======== EXERCISE INPUTS ========

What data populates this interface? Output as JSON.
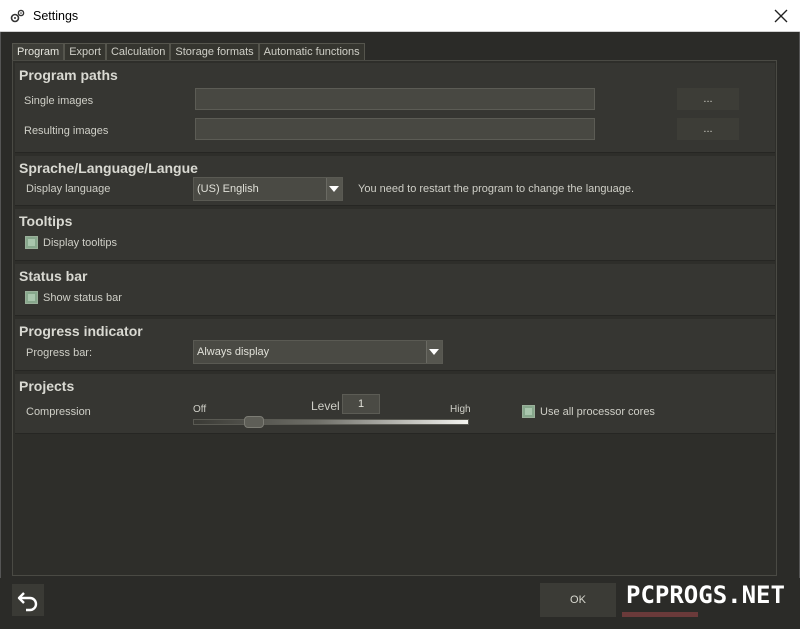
{
  "window": {
    "title": "Settings",
    "app_icon": "gears-icon",
    "close_icon": "close-icon"
  },
  "tabs": [
    {
      "label": "Program",
      "active": true
    },
    {
      "label": "Export"
    },
    {
      "label": "Calculation"
    },
    {
      "label": "Storage formats"
    },
    {
      "label": "Automatic functions"
    }
  ],
  "program_paths": {
    "title": "Program paths",
    "single_images_label": "Single images",
    "single_images_value": "",
    "resulting_images_label": "Resulting images",
    "resulting_images_value": "",
    "browse_label": "..."
  },
  "language": {
    "title": "Sprache/Language/Langue",
    "display_language_label": "Display language",
    "selected": "(US) English",
    "hint": "You need to restart the program to change the language."
  },
  "tooltips": {
    "title": "Tooltips",
    "checkbox_label": "Display tooltips",
    "checked": true
  },
  "status_bar": {
    "title": "Status bar",
    "checkbox_label": "Show status bar",
    "checked": true
  },
  "progress": {
    "title": "Progress indicator",
    "label": "Progress bar:",
    "selected": "Always display"
  },
  "projects": {
    "title": "Projects",
    "compression_label": "Compression",
    "off_label": "Off",
    "high_label": "High",
    "level_label": "Level",
    "level_value": "1",
    "slider_fraction": 0.22,
    "cores_label": "Use all processor cores",
    "cores_checked": true
  },
  "footer": {
    "ok_label": "OK",
    "undo_icon": "undo-icon"
  },
  "watermark": "PCPROGS.NET",
  "colors": {
    "accent_check": "#87a78c",
    "background": "#2b2b28",
    "panel": "#363632"
  }
}
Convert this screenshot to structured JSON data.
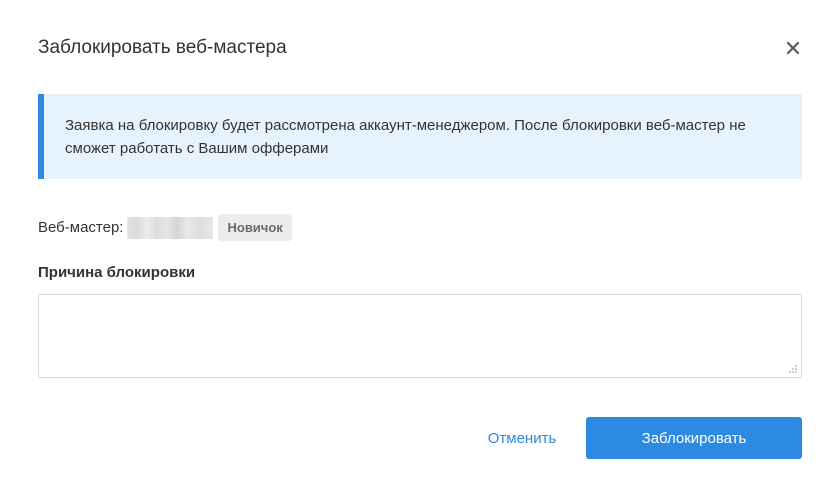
{
  "dialog": {
    "title": "Заблокировать веб-мастера",
    "close_icon": "close-icon"
  },
  "info": {
    "text": "Заявка на блокировку будет рассмотрена аккаунт-менеджером. После блокировки веб-мастер не сможет работать с Вашим офферами",
    "accent_color": "#2d8ae2",
    "background_color": "#e7f3fc"
  },
  "webmaster": {
    "label": "Веб-мастер:",
    "badge": "Новичок"
  },
  "reason": {
    "label": "Причина блокировки",
    "value": "",
    "placeholder": ""
  },
  "actions": {
    "cancel_label": "Отменить",
    "submit_label": "Заблокировать",
    "primary_color": "#2d8ae2"
  }
}
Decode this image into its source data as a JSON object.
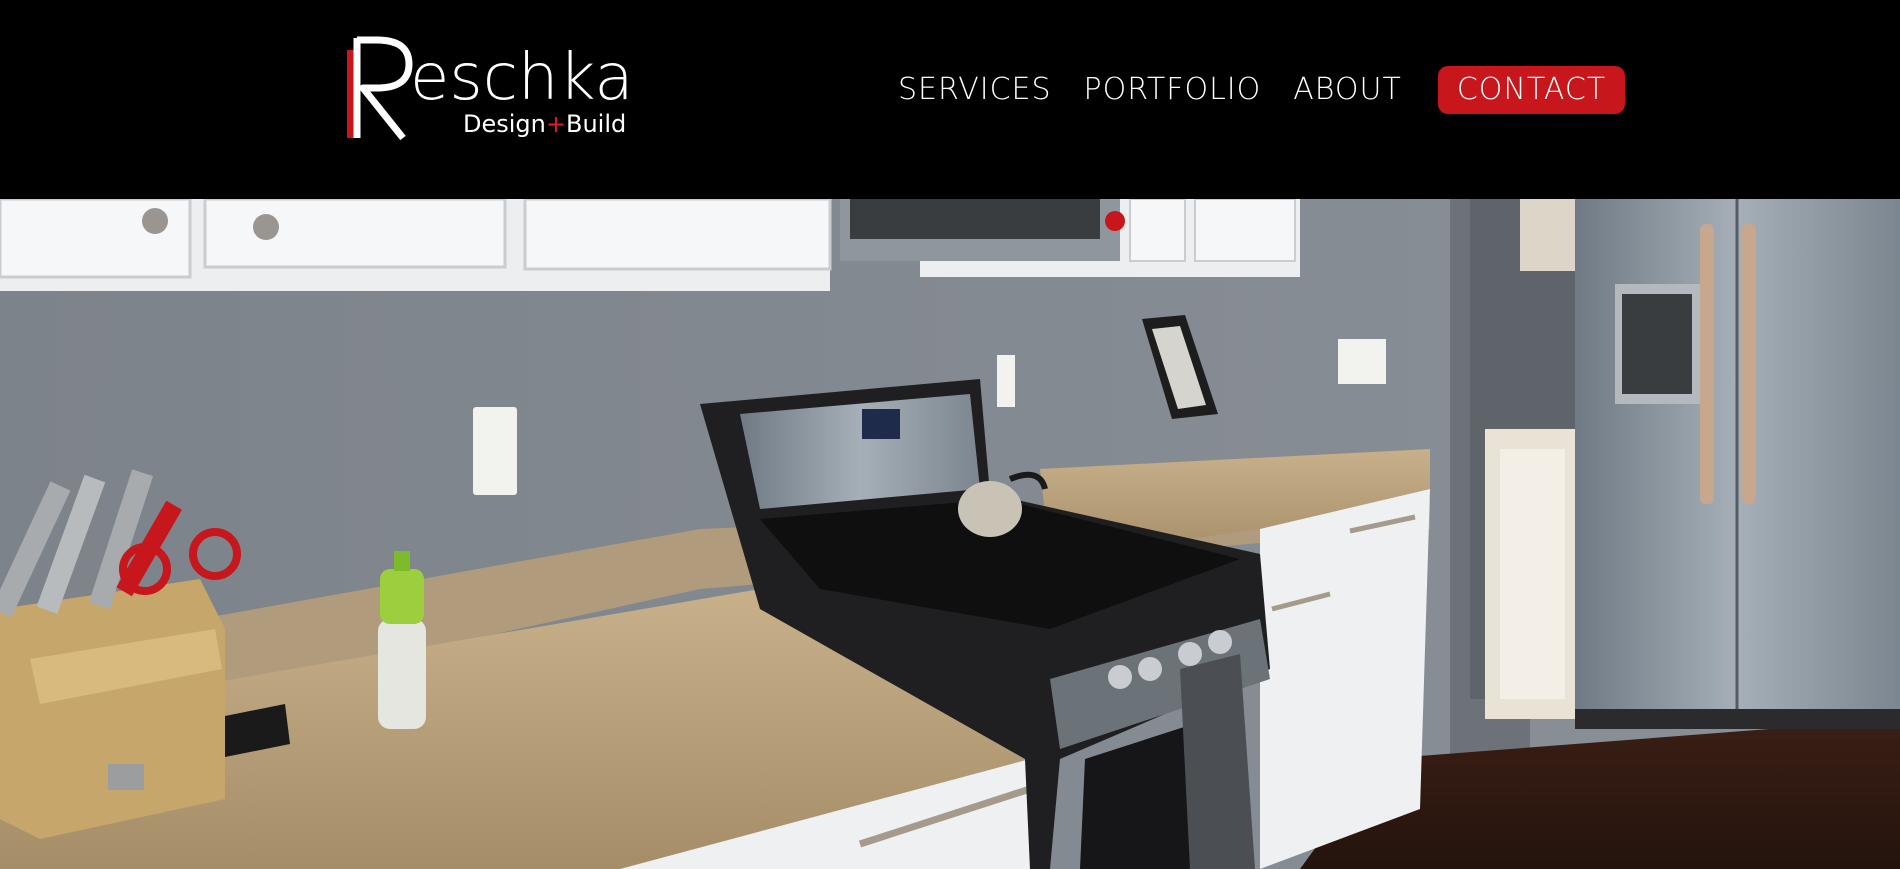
{
  "brand": {
    "name": "eschka",
    "initial": "R",
    "tagline_left": "Design",
    "tagline_plus": "+",
    "tagline_right": "Build",
    "colors": {
      "accent": "#c8161d",
      "background": "#000000",
      "text": "#ffffff"
    }
  },
  "nav": {
    "items": [
      {
        "label": "SERVICES"
      },
      {
        "label": "PORTFOLIO"
      },
      {
        "label": "ABOUT"
      }
    ],
    "cta": {
      "label": "CONTACT"
    }
  },
  "hero": {
    "image_subject": "kitchen-photo"
  }
}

========

• **INSTRUCTIONS TO FOLLOW**
Quote each line of the listing exactly, but leave the pictures out.

• **CORRECT ANSWER**
What data populates this interface? Output as JSON.
{
  "window": {
    "title": "Settings",
    "app_icon": "gears-icon",
    "close_icon": "close-icon"
  },
  "tabs": [
    {
      "label": "Program",
      "active": true
    },
    {
      "label": "Export"
    },
    {
      "label": "Calculation"
    },
    {
      "label": "Storage formats"
    },
    {
      "label": "Automatic functions"
    }
  ],
  "program_paths": {
    "title": "Program paths",
    "single_images_label": "Single images",
    "single_images_value": "",
    "resulting_images_label": "Resulting images",
    "resulting_images_value": "",
    "browse_label": "..."
  },
  "language": {
    "title": "Sprache/Language/Langue",
    "display_language_label": "Display language",
    "selected": "(US) English",
    "hint": "You need to restart the program to change the language."
  },
  "tooltips": {
    "title": "Tooltips",
    "checkbox_label": "Display tooltips",
    "checked": true
  },
  "status_bar": {
    "title": "Status bar",
    "checkbox_label": "Show status bar",
    "checked": true
  },
  "progress": {
    "title": "Progress indicator",
    "label": "Progress bar:",
    "selected": "Always display"
  },
  "projects": {
    "title": "Projects",
    "compression_label": "Compression",
    "off_label": "Off",
    "high_label": "High",
    "level_label": "Level",
    "level_value": "1",
    "slider_fraction": 0.22,
    "cores_label": "Use all processor cores",
    "cores_checked": true
  },
  "footer": {
    "ok_label": "OK",
    "undo_icon": "undo-icon"
  },
  "watermark": "PCPROGS.NET",
  "colors": {
    "accent_check": "#87a78c",
    "background": "#2b2b28",
    "panel": "#363632"
  }
}
Convert this screenshot to structured JSON data.
{
  "dialog": {
    "title": "Заблокировать веб-мастера",
    "close_icon": "close-icon"
  },
  "info": {
    "text": "Заявка на блокировку будет рассмотрена аккаунт-менеджером. После блокировки веб-мастер не сможет работать с Вашим офферами",
    "accent_color": "#2d8ae2",
    "background_color": "#e7f3fc"
  },
  "webmaster": {
    "label": "Веб-мастер:",
    "badge": "Новичок"
  },
  "reason": {
    "label": "Причина блокировки",
    "value": "",
    "placeholder": ""
  },
  "actions": {
    "cancel_label": "Отменить",
    "submit_label": "Заблокировать",
    "primary_color": "#2d8ae2"
  }
}
Decode this image into its source data as a JSON object.
{
  "brand": {
    "name": "eschka",
    "initial": "R",
    "tagline_left": "Design",
    "tagline_plus": "+",
    "tagline_right": "Build",
    "colors": {
      "accent": "#c8161d",
      "background": "#000000",
      "text": "#ffffff"
    }
  },
  "nav": {
    "items": [
      {
        "label": "SERVICES"
      },
      {
        "label": "PORTFOLIO"
      },
      {
        "label": "ABOUT"
      }
    ],
    "cta": {
      "label": "CONTACT"
    }
  },
  "hero": {
    "image_subject": "kitchen-photo"
  }
}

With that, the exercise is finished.